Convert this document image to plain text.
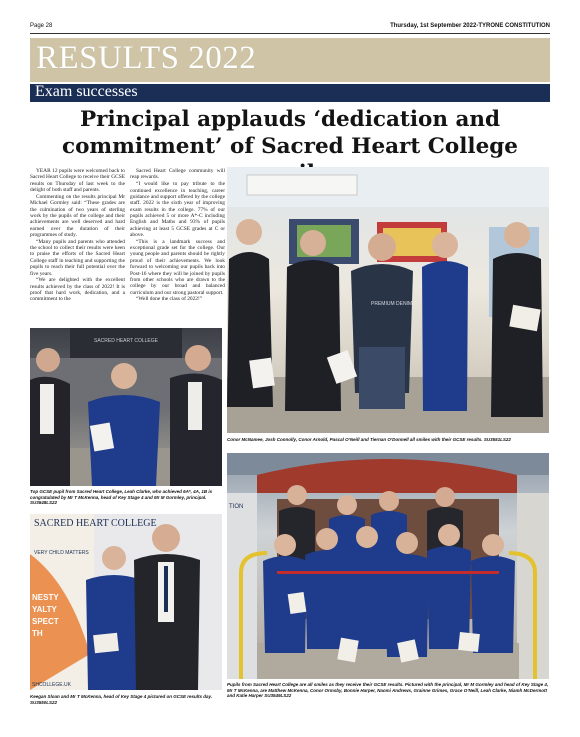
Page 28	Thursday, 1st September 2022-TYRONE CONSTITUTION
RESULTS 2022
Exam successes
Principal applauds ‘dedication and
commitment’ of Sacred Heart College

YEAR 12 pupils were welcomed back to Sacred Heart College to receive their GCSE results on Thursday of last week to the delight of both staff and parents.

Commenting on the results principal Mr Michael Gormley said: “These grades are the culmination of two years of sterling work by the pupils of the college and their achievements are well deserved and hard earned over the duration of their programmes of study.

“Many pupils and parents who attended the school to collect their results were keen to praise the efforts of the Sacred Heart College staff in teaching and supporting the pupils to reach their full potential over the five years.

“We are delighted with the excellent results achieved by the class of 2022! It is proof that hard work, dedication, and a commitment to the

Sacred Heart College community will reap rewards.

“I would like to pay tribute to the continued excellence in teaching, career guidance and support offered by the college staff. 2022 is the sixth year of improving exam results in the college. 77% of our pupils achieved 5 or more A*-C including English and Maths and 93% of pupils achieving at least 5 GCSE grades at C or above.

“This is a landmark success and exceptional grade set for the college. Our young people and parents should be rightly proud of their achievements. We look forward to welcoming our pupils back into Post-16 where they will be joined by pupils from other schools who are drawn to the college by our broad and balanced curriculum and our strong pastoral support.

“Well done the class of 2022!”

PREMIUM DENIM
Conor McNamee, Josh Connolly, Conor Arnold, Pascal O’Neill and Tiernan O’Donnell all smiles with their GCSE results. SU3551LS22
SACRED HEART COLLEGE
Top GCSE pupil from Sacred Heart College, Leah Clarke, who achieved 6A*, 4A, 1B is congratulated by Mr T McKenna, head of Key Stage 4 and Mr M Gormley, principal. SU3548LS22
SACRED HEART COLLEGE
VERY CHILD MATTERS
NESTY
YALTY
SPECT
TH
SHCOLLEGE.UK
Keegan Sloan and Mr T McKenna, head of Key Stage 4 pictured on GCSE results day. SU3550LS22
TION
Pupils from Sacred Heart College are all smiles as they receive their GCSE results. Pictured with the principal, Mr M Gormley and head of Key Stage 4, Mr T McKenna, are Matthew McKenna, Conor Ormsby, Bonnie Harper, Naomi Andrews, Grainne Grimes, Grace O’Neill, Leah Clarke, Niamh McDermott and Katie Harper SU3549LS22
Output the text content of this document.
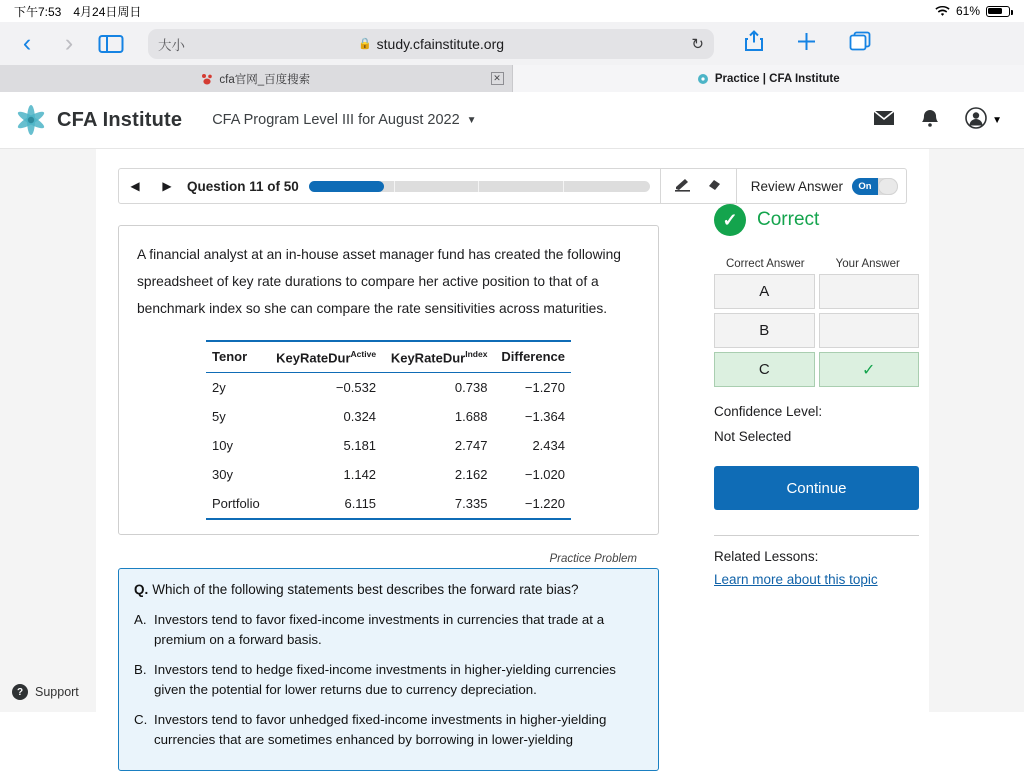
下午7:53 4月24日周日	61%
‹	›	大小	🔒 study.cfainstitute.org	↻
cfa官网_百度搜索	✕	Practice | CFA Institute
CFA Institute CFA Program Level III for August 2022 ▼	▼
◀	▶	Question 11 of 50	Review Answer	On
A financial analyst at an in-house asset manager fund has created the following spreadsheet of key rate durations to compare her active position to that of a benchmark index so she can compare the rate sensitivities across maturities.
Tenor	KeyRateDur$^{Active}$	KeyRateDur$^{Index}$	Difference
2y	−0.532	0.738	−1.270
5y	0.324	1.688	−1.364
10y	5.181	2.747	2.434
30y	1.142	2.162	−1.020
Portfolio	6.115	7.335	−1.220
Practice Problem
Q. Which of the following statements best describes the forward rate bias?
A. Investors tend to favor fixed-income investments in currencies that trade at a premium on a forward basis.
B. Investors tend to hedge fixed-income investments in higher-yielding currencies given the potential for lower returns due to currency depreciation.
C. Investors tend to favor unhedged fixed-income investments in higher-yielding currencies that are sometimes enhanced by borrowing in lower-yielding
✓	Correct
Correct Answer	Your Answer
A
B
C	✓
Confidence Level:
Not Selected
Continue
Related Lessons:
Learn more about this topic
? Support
= = = = = = =
What is expected
List the lines of the entries that include "Correct".

Expected answer
✓	Correct
Correct Answer	Your Answer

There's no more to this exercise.